TASK DESCRIPTION → Read the listing and extract each line that includes the word "Efficiency".

Excerpts from a figure dataset
───
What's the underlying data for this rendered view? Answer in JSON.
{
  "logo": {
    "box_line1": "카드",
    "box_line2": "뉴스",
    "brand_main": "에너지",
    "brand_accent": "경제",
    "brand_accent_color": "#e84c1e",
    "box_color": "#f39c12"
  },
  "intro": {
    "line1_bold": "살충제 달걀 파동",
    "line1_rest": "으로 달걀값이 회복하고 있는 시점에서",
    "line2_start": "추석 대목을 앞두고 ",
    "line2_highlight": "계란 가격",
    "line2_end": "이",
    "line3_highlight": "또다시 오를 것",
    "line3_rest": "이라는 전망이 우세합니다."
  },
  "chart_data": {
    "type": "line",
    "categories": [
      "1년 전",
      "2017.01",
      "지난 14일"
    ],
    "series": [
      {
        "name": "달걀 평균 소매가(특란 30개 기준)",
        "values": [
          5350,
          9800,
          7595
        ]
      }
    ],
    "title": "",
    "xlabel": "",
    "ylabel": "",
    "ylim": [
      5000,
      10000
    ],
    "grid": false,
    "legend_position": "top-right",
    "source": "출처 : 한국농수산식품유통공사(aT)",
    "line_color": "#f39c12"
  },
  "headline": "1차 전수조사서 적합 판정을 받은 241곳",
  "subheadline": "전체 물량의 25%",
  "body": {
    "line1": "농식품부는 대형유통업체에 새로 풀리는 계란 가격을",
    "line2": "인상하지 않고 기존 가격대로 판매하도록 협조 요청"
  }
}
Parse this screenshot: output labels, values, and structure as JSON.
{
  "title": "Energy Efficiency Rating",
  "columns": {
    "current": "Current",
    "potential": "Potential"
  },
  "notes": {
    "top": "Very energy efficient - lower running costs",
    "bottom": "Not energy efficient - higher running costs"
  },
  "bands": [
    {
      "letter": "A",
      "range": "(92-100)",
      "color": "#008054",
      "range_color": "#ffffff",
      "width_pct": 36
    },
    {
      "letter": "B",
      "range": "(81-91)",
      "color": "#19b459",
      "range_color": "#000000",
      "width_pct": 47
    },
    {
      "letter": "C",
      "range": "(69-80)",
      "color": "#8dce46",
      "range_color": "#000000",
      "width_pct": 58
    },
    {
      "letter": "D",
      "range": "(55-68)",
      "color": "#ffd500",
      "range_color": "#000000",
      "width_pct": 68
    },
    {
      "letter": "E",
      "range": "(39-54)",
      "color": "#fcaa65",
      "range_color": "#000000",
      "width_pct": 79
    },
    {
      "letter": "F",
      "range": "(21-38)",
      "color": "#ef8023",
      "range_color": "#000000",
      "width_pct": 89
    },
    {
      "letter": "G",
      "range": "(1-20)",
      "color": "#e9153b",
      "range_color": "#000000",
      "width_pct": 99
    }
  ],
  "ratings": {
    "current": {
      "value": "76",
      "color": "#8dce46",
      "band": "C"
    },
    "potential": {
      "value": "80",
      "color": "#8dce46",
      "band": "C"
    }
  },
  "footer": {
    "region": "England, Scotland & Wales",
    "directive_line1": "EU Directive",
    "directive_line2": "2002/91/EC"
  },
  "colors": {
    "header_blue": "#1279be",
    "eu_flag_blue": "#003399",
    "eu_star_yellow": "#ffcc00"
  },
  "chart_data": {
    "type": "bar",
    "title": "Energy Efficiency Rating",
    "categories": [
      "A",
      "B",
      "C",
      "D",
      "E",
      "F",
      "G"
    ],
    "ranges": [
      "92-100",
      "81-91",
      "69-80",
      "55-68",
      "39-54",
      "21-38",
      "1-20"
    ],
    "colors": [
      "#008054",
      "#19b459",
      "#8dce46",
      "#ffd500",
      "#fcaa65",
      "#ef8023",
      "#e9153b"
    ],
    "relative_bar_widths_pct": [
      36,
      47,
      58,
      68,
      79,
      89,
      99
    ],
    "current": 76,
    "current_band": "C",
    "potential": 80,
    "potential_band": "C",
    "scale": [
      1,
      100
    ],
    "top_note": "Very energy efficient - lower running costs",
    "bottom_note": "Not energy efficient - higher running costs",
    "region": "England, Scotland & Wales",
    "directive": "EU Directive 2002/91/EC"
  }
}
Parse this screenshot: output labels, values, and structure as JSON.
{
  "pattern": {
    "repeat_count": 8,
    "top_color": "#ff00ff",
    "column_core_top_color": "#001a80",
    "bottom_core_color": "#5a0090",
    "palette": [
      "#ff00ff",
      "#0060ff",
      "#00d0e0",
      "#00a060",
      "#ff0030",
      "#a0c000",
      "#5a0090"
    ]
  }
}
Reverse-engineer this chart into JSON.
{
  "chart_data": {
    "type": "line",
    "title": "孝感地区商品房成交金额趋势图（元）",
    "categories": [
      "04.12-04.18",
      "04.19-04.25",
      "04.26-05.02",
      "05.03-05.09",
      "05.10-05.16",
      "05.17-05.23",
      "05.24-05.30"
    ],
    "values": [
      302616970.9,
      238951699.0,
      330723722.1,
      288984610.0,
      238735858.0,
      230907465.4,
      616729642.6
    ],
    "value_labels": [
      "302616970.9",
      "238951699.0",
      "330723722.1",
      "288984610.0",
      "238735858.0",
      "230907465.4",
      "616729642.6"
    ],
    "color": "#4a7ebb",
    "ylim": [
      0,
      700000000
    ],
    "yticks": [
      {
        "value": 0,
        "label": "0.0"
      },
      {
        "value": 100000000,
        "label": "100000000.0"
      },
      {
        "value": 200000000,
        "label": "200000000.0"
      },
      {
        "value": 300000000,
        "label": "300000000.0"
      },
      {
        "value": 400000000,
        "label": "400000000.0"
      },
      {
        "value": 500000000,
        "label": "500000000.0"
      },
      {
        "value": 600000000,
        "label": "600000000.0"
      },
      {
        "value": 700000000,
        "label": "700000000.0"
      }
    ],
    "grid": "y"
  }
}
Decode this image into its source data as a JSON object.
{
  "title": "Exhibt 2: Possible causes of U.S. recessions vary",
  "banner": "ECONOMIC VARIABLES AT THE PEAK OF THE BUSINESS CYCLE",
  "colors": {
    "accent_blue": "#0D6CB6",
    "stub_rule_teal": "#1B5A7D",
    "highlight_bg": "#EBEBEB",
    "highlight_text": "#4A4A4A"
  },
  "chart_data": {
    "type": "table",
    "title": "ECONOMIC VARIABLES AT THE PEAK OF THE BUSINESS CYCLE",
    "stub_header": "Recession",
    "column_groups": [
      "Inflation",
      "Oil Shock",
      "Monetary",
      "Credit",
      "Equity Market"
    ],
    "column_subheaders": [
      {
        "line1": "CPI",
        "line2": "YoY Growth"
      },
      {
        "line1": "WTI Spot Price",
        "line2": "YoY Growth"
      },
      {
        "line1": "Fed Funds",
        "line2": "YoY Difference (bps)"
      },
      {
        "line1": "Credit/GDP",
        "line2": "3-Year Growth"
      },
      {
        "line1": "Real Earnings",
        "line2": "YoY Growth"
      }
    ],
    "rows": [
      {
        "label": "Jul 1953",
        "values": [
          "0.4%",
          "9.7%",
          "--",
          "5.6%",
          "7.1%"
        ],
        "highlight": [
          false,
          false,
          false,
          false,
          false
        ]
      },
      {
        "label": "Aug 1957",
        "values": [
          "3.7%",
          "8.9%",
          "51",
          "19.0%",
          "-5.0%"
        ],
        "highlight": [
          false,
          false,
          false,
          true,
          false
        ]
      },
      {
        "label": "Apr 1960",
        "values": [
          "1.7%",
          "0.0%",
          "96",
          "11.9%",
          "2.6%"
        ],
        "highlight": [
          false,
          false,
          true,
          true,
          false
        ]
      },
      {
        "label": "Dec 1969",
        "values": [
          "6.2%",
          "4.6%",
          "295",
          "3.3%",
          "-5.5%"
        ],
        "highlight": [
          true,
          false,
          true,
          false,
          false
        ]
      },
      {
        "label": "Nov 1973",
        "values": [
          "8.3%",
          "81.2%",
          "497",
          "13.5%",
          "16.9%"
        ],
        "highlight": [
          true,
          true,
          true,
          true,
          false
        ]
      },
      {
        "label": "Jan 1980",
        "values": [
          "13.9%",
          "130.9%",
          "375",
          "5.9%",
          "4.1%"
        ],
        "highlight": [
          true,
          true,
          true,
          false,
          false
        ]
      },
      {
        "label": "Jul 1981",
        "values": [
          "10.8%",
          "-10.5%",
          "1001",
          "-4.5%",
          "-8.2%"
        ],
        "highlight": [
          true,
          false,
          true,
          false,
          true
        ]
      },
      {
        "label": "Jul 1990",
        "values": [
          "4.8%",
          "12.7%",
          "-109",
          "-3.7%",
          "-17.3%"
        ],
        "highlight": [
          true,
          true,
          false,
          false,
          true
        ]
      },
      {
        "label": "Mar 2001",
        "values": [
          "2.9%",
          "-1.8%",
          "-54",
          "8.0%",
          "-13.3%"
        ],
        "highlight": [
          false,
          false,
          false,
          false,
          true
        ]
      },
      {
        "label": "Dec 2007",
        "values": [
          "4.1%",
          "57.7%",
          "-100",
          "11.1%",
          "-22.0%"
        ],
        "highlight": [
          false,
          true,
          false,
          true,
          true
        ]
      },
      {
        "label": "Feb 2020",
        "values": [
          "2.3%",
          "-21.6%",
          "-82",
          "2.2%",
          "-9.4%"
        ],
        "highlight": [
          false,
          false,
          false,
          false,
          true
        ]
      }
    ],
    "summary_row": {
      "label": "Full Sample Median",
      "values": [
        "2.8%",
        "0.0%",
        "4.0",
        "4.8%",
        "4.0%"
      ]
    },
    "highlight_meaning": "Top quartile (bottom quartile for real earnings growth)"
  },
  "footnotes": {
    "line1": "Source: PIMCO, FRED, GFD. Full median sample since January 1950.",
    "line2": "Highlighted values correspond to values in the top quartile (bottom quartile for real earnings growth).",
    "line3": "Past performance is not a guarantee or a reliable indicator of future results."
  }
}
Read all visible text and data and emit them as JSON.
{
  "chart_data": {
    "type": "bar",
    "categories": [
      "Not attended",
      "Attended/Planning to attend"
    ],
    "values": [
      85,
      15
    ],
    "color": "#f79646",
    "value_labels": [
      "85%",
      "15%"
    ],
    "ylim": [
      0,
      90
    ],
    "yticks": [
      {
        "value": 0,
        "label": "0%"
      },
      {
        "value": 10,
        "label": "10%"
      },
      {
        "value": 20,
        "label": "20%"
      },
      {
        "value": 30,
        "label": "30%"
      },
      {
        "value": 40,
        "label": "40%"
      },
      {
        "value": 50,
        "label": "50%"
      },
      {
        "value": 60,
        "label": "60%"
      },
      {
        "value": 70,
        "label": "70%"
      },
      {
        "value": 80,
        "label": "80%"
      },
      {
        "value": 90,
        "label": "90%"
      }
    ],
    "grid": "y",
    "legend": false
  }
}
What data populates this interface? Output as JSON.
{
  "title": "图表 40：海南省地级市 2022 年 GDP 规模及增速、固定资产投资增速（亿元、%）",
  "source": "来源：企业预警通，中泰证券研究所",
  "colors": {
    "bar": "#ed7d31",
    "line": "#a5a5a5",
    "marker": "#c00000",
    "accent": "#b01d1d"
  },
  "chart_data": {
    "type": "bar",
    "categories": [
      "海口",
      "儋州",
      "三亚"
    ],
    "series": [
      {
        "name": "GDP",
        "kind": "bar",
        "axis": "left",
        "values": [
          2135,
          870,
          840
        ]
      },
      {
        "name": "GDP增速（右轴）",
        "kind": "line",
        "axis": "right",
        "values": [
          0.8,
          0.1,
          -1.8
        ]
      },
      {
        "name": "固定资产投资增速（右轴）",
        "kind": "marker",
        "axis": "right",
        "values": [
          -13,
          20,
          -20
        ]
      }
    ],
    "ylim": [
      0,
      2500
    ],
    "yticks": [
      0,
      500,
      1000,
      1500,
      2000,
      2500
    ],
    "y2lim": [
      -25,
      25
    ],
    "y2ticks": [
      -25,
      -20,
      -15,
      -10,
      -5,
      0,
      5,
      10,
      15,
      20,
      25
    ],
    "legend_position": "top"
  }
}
───
WORKED ANSWER →
  "title": "Energy Efficiency Rating",
    "title": "Energy Efficiency Rating",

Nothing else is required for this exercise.